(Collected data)
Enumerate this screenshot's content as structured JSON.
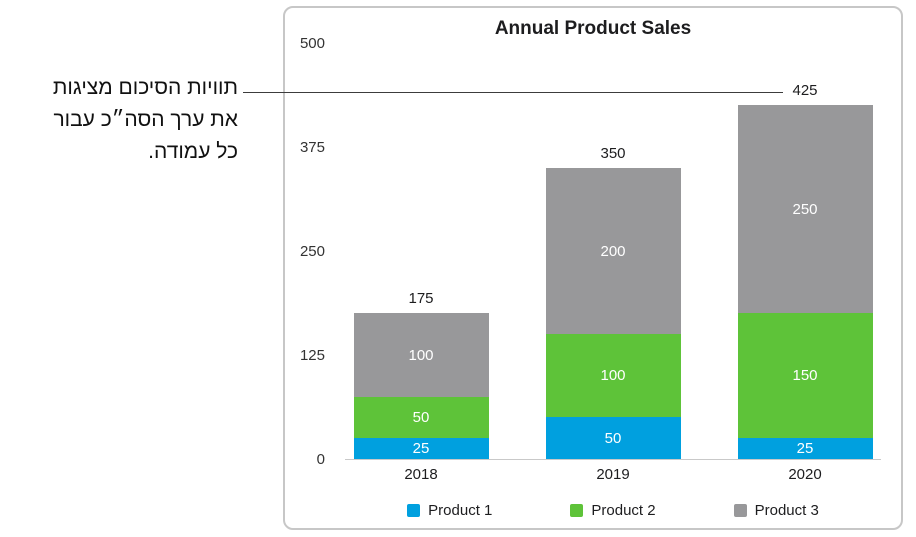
{
  "annotation": {
    "lines": [
      "תוויות הסיכום מציגות",
      "את ערך הסה״כ עבור",
      "כל עמודה."
    ]
  },
  "chart_data": {
    "type": "bar",
    "stacked": true,
    "title": "Annual Product Sales",
    "categories": [
      "2018",
      "2019",
      "2020"
    ],
    "series": [
      {
        "name": "Product 1",
        "color": "#00A0DF",
        "values": [
          25,
          50,
          25
        ]
      },
      {
        "name": "Product 2",
        "color": "#5EC339",
        "values": [
          50,
          100,
          150
        ]
      },
      {
        "name": "Product 3",
        "color": "#98989A",
        "values": [
          100,
          200,
          250
        ]
      }
    ],
    "totals": [
      175,
      350,
      425
    ],
    "y_ticks": [
      500,
      375,
      250,
      125,
      0
    ],
    "ylim": [
      0,
      500
    ],
    "grid": false,
    "legend_position": "bottom"
  }
}
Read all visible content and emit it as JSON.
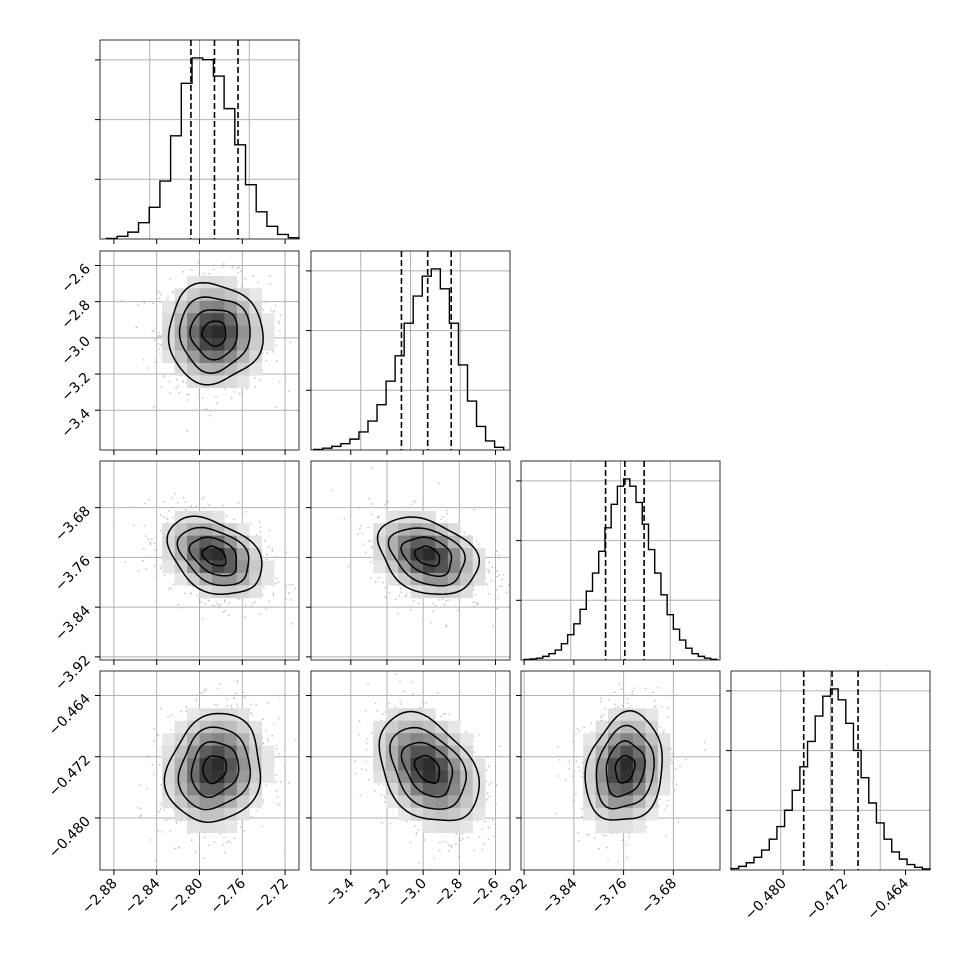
{
  "chart_data": {
    "type": "corner",
    "grid": true,
    "colors": {
      "hist_line": "#000000",
      "quantile_line": "#000000",
      "grid": "#b0b0b0",
      "scatter": "#bdbdbd",
      "density_dark": "#111111"
    },
    "parameters": [
      {
        "range": [
          -2.893,
          -2.707
        ],
        "ticks": [
          -2.88,
          -2.84,
          -2.8,
          -2.76,
          -2.72
        ],
        "tick_labels": [
          "−2.88",
          "−2.84",
          "−2.80",
          "−2.76",
          "−2.72"
        ],
        "quantiles": [
          -2.808,
          -2.786,
          -2.764
        ],
        "hist_centers": [
          -2.882,
          -2.872,
          -2.862,
          -2.852,
          -2.842,
          -2.832,
          -2.822,
          -2.812,
          -2.802,
          -2.792,
          -2.782,
          -2.772,
          -2.762,
          -2.752,
          -2.742,
          -2.732,
          -2.722,
          -2.712
        ],
        "hist_values": [
          0.3,
          1.5,
          3.8,
          9.0,
          17.5,
          32.0,
          57.0,
          86.0,
          100.0,
          99.0,
          90.0,
          72.0,
          52.0,
          30.0,
          15.0,
          7.0,
          2.5,
          0.7
        ]
      },
      {
        "range": [
          -3.62,
          -2.52
        ],
        "ticks": [
          -3.4,
          -3.2,
          -3.0,
          -2.8,
          -2.6
        ],
        "tick_labels": [
          "−3.4",
          "−3.2",
          "−3.0",
          "−2.8",
          "−2.6"
        ],
        "quantiles": [
          -3.12,
          -2.975,
          -2.845
        ],
        "hist_centers": [
          -3.58,
          -3.53,
          -3.48,
          -3.43,
          -3.38,
          -3.33,
          -3.28,
          -3.23,
          -3.18,
          -3.13,
          -3.08,
          -3.03,
          -2.98,
          -2.93,
          -2.88,
          -2.83,
          -2.78,
          -2.73,
          -2.68,
          -2.63,
          -2.58
        ],
        "hist_values": [
          0.3,
          1.0,
          2.0,
          3.5,
          6.0,
          10.0,
          16.0,
          25.0,
          38.0,
          52.0,
          70.0,
          85.0,
          96.0,
          100.0,
          89.0,
          70.0,
          47.0,
          27.0,
          13.0,
          5.0,
          1.5
        ]
      },
      {
        "range": [
          -3.925,
          -3.605
        ],
        "ticks": [
          -3.92,
          -3.84,
          -3.76,
          -3.68
        ],
        "tick_labels": [
          "−3.92",
          "−3.84",
          "−3.76",
          "−3.68"
        ],
        "quantiles": [
          -3.789,
          -3.758,
          -3.727
        ],
        "hist_centers": [
          -3.915,
          -3.905,
          -3.895,
          -3.885,
          -3.875,
          -3.865,
          -3.855,
          -3.845,
          -3.835,
          -3.825,
          -3.815,
          -3.805,
          -3.795,
          -3.785,
          -3.775,
          -3.765,
          -3.755,
          -3.745,
          -3.735,
          -3.725,
          -3.715,
          -3.705,
          -3.695,
          -3.685,
          -3.675,
          -3.665,
          -3.655,
          -3.645,
          -3.635,
          -3.625,
          -3.615
        ],
        "hist_values": [
          0.3,
          0.6,
          1.0,
          2.0,
          3.5,
          5.5,
          9.0,
          14.0,
          20.0,
          28.0,
          38.0,
          48.0,
          60.0,
          73.0,
          86.0,
          96.0,
          100.0,
          96.0,
          87.0,
          75.0,
          61.0,
          48.0,
          36.0,
          25.0,
          17.0,
          11.0,
          6.5,
          3.5,
          2.0,
          1.0,
          0.4
        ]
      },
      {
        "range": [
          -0.4868,
          -0.4608
        ],
        "ticks": [
          -0.48,
          -0.472,
          -0.464
        ],
        "tick_labels": [
          "−0.480",
          "−0.472",
          "−0.464"
        ],
        "quantiles": [
          -0.4773,
          -0.4736,
          -0.4702
        ],
        "hist_centers": [
          -0.4863,
          -0.4853,
          -0.4843,
          -0.4833,
          -0.4823,
          -0.4813,
          -0.4803,
          -0.4793,
          -0.4783,
          -0.4773,
          -0.4763,
          -0.4753,
          -0.4743,
          -0.4733,
          -0.4723,
          -0.4713,
          -0.4703,
          -0.4693,
          -0.4683,
          -0.4673,
          -0.4663,
          -0.4653,
          -0.4643,
          -0.4633,
          -0.4623,
          -0.4613
        ],
        "hist_values": [
          0.8,
          2.0,
          4.0,
          7.0,
          11.0,
          17.0,
          24.0,
          33.0,
          44.0,
          57.0,
          71.0,
          85.0,
          96.0,
          100.0,
          94.0,
          81.0,
          66.0,
          51.0,
          37.0,
          26.0,
          17.0,
          10.0,
          6.0,
          3.0,
          1.5,
          0.6
        ]
      }
    ],
    "correlations": [
      [
        1.0,
        0.0,
        -0.35,
        0.12
      ],
      [
        0.0,
        1.0,
        -0.3,
        -0.35
      ],
      [
        -0.35,
        -0.3,
        1.0,
        0.15
      ],
      [
        0.12,
        -0.35,
        0.15,
        1.0
      ]
    ]
  }
}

- [What to do] Reproduce the full listing faithfully, but do not carry over any pictures.

- [Written reply]
Enumerate this screenshot's content as structured JSON.
{
  "annotation": {
    "lines": [
      "תוויות הסיכום מציגות",
      "את ערך הסה״כ עבור",
      "כל עמודה."
    ]
  },
  "chart_data": {
    "type": "bar",
    "stacked": true,
    "title": "Annual Product Sales",
    "categories": [
      "2018",
      "2019",
      "2020"
    ],
    "series": [
      {
        "name": "Product 1",
        "color": "#00A0DF",
        "values": [
          25,
          50,
          25
        ]
      },
      {
        "name": "Product 2",
        "color": "#5EC339",
        "values": [
          50,
          100,
          150
        ]
      },
      {
        "name": "Product 3",
        "color": "#98989A",
        "values": [
          100,
          200,
          250
        ]
      }
    ],
    "totals": [
      175,
      350,
      425
    ],
    "y_ticks": [
      500,
      375,
      250,
      125,
      0
    ],
    "ylim": [
      0,
      500
    ],
    "grid": false,
    "legend_position": "bottom"
  }
}
Read all visible content and emit it as JSON.
{
  "chart_data": {
    "type": "corner",
    "grid": true,
    "colors": {
      "hist_line": "#000000",
      "quantile_line": "#000000",
      "grid": "#b0b0b0",
      "scatter": "#bdbdbd",
      "density_dark": "#111111"
    },
    "parameters": [
      {
        "range": [
          -2.893,
          -2.707
        ],
        "ticks": [
          -2.88,
          -2.84,
          -2.8,
          -2.76,
          -2.72
        ],
        "tick_labels": [
          "−2.88",
          "−2.84",
          "−2.80",
          "−2.76",
          "−2.72"
        ],
        "quantiles": [
          -2.808,
          -2.786,
          -2.764
        ],
        "hist_centers": [
          -2.882,
          -2.872,
          -2.862,
          -2.852,
          -2.842,
          -2.832,
          -2.822,
          -2.812,
          -2.802,
          -2.792,
          -2.782,
          -2.772,
          -2.762,
          -2.752,
          -2.742,
          -2.732,
          -2.722,
          -2.712
        ],
        "hist_values": [
          0.3,
          1.5,
          3.8,
          9.0,
          17.5,
          32.0,
          57.0,
          86.0,
          100.0,
          99.0,
          90.0,
          72.0,
          52.0,
          30.0,
          15.0,
          7.0,
          2.5,
          0.7
        ]
      },
      {
        "range": [
          -3.62,
          -2.52
        ],
        "ticks": [
          -3.4,
          -3.2,
          -3.0,
          -2.8,
          -2.6
        ],
        "tick_labels": [
          "−3.4",
          "−3.2",
          "−3.0",
          "−2.8",
          "−2.6"
        ],
        "quantiles": [
          -3.12,
          -2.975,
          -2.845
        ],
        "hist_centers": [
          -3.58,
          -3.53,
          -3.48,
          -3.43,
          -3.38,
          -3.33,
          -3.28,
          -3.23,
          -3.18,
          -3.13,
          -3.08,
          -3.03,
          -2.98,
          -2.93,
          -2.88,
          -2.83,
          -2.78,
          -2.73,
          -2.68,
          -2.63,
          -2.58
        ],
        "hist_values": [
          0.3,
          1.0,
          2.0,
          3.5,
          6.0,
          10.0,
          16.0,
          25.0,
          38.0,
          52.0,
          70.0,
          85.0,
          96.0,
          100.0,
          89.0,
          70.0,
          47.0,
          27.0,
          13.0,
          5.0,
          1.5
        ]
      },
      {
        "range": [
          -3.925,
          -3.605
        ],
        "ticks": [
          -3.92,
          -3.84,
          -3.76,
          -3.68
        ],
        "tick_labels": [
          "−3.92",
          "−3.84",
          "−3.76",
          "−3.68"
        ],
        "quantiles": [
          -3.789,
          -3.758,
          -3.727
        ],
        "hist_centers": [
          -3.915,
          -3.905,
          -3.895,
          -3.885,
          -3.875,
          -3.865,
          -3.855,
          -3.845,
          -3.835,
          -3.825,
          -3.815,
          -3.805,
          -3.795,
          -3.785,
          -3.775,
          -3.765,
          -3.755,
          -3.745,
          -3.735,
          -3.725,
          -3.715,
          -3.705,
          -3.695,
          -3.685,
          -3.675,
          -3.665,
          -3.655,
          -3.645,
          -3.635,
          -3.625,
          -3.615
        ],
        "hist_values": [
          0.3,
          0.6,
          1.0,
          2.0,
          3.5,
          5.5,
          9.0,
          14.0,
          20.0,
          28.0,
          38.0,
          48.0,
          60.0,
          73.0,
          86.0,
          96.0,
          100.0,
          96.0,
          87.0,
          75.0,
          61.0,
          48.0,
          36.0,
          25.0,
          17.0,
          11.0,
          6.5,
          3.5,
          2.0,
          1.0,
          0.4
        ]
      },
      {
        "range": [
          -0.4868,
          -0.4608
        ],
        "ticks": [
          -0.48,
          -0.472,
          -0.464
        ],
        "tick_labels": [
          "−0.480",
          "−0.472",
          "−0.464"
        ],
        "quantiles": [
          -0.4773,
          -0.4736,
          -0.4702
        ],
        "hist_centers": [
          -0.4863,
          -0.4853,
          -0.4843,
          -0.4833,
          -0.4823,
          -0.4813,
          -0.4803,
          -0.4793,
          -0.4783,
          -0.4773,
          -0.4763,
          -0.4753,
          -0.4743,
          -0.4733,
          -0.4723,
          -0.4713,
          -0.4703,
          -0.4693,
          -0.4683,
          -0.4673,
          -0.4663,
          -0.4653,
          -0.4643,
          -0.4633,
          -0.4623,
          -0.4613
        ],
        "hist_values": [
          0.8,
          2.0,
          4.0,
          7.0,
          11.0,
          17.0,
          24.0,
          33.0,
          44.0,
          57.0,
          71.0,
          85.0,
          96.0,
          100.0,
          94.0,
          81.0,
          66.0,
          51.0,
          37.0,
          26.0,
          17.0,
          10.0,
          6.0,
          3.0,
          1.5,
          0.6
        ]
      }
    ],
    "correlations": [
      [
        1.0,
        0.0,
        -0.35,
        0.12
      ],
      [
        0.0,
        1.0,
        -0.3,
        -0.35
      ],
      [
        -0.35,
        -0.3,
        1.0,
        0.15
      ],
      [
        0.12,
        -0.35,
        0.15,
        1.0
      ]
    ]
  }
}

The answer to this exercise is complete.